EXERCISE BRIEF » Each line that contains the word "Клинцовская" counts once; give the total for the records below and nothing else.

DATASET ROWS »

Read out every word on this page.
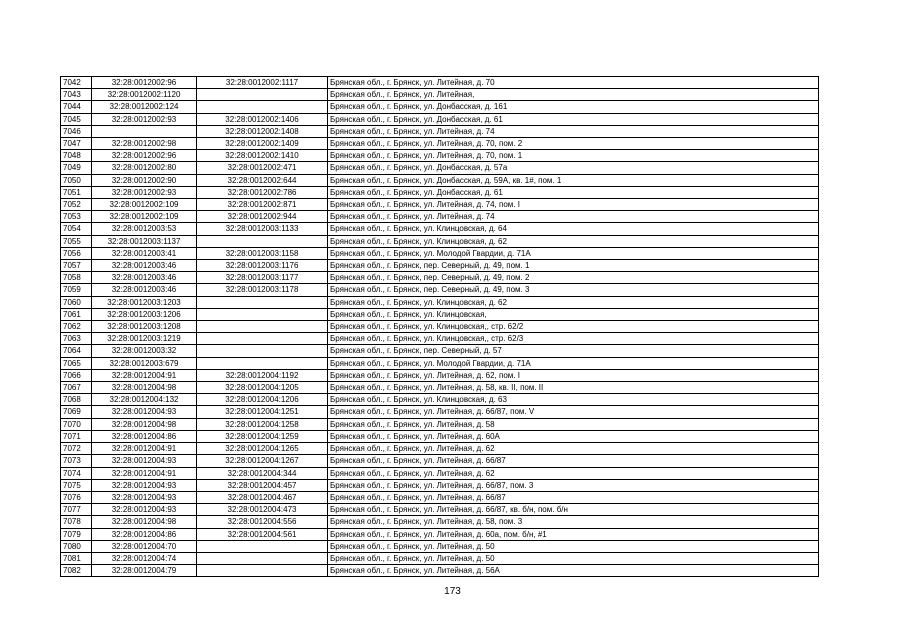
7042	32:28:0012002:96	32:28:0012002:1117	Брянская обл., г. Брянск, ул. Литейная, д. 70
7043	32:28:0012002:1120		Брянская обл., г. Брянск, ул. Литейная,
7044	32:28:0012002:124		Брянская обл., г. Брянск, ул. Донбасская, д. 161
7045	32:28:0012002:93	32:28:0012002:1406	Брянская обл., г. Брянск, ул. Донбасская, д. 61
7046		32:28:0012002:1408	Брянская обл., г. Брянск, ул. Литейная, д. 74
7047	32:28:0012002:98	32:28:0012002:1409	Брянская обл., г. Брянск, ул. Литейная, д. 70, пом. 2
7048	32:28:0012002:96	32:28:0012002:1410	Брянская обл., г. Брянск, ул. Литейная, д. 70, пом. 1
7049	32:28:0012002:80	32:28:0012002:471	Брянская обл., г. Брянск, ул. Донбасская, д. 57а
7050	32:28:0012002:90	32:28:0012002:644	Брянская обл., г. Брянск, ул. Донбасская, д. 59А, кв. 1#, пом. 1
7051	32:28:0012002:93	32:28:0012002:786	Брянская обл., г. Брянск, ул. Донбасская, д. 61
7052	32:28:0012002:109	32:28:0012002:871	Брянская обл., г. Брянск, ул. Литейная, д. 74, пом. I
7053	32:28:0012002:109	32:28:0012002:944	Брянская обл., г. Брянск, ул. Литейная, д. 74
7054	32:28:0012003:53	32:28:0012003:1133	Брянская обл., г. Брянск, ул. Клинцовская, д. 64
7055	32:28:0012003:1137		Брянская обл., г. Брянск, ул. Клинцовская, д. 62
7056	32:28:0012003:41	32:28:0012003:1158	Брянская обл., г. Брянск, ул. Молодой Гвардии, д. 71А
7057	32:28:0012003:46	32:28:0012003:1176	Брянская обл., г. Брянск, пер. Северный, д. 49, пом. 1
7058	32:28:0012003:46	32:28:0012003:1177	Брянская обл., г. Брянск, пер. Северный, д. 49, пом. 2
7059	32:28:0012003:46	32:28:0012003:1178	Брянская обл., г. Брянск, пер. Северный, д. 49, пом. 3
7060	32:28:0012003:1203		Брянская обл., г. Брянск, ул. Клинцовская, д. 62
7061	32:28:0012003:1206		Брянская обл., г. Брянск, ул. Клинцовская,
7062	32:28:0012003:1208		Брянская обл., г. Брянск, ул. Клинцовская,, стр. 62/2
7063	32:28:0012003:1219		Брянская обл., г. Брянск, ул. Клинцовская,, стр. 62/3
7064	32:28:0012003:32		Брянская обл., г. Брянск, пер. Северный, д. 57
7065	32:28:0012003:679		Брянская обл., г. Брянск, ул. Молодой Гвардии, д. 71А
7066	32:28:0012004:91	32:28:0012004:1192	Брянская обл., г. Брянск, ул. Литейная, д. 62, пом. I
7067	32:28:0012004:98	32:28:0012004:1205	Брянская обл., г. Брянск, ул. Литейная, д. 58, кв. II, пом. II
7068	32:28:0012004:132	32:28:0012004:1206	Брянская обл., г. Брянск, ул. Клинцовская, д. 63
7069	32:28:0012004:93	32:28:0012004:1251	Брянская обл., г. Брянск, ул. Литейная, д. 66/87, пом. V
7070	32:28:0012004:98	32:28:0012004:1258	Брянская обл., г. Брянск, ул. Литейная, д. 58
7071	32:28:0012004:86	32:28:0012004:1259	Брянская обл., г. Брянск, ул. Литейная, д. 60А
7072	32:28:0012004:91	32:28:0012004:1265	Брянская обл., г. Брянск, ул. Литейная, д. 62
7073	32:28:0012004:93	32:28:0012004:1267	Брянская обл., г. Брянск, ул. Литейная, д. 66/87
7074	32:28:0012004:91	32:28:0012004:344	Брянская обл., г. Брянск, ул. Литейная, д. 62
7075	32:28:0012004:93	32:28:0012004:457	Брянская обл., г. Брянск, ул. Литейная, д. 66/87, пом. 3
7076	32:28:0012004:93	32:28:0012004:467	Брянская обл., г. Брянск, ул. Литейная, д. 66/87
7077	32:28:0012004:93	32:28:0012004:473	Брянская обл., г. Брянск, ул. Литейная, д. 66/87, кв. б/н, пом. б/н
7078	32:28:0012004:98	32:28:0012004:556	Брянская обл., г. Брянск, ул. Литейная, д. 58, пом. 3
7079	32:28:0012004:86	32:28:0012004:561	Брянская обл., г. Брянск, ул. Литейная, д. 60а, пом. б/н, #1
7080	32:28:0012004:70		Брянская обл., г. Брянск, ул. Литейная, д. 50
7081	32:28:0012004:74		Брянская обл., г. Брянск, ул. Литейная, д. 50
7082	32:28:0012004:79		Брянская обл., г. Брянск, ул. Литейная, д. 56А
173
--
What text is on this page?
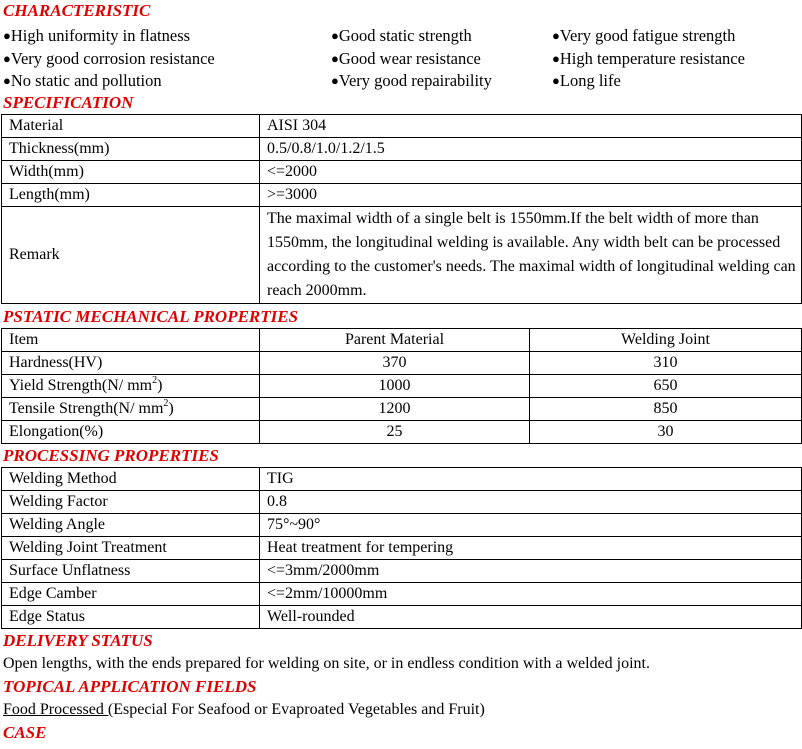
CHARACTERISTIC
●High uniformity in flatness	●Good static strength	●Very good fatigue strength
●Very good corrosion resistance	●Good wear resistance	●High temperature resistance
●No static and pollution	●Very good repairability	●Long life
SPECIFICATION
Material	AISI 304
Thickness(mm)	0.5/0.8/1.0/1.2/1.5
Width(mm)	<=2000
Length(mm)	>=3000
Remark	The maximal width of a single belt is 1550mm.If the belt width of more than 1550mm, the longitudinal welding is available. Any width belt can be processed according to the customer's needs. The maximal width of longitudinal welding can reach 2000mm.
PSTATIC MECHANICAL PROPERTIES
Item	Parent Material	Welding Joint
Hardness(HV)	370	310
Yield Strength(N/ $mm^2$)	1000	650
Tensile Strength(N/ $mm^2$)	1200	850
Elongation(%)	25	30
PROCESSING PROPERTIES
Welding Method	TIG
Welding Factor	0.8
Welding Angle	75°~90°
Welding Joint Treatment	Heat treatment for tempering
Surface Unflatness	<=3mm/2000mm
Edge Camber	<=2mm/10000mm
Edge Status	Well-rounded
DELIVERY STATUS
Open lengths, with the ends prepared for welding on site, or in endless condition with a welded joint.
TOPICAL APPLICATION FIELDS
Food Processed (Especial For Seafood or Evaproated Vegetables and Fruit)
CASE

RESULT OF THE TASK » 7